(Data records)

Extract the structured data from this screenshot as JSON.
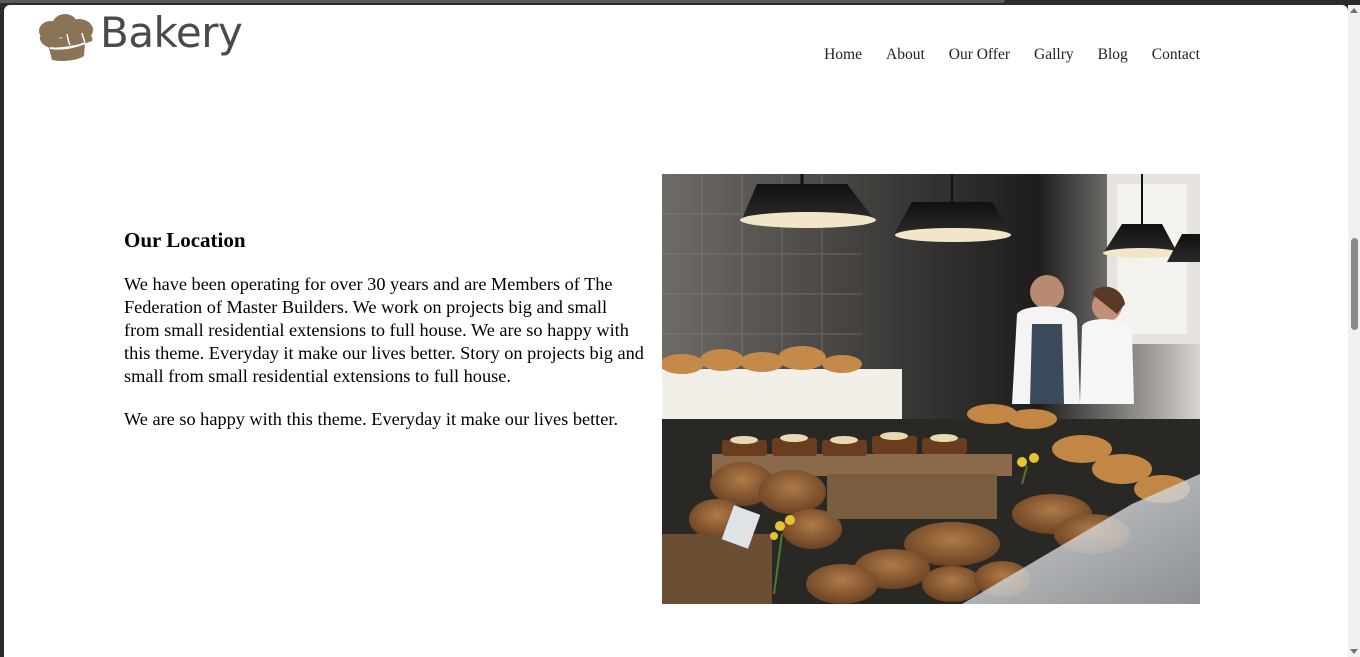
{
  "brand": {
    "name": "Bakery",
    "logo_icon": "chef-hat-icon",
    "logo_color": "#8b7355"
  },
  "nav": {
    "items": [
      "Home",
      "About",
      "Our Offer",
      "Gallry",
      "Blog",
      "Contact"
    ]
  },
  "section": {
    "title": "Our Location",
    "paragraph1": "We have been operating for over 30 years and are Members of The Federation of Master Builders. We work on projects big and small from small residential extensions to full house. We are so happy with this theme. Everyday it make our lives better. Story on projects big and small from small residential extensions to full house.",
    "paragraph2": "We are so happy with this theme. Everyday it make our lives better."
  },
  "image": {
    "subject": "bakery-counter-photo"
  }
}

• **What you will do**
Among the lines of the material above, how many include the string "from"? Report only that number.

• **Reply**
2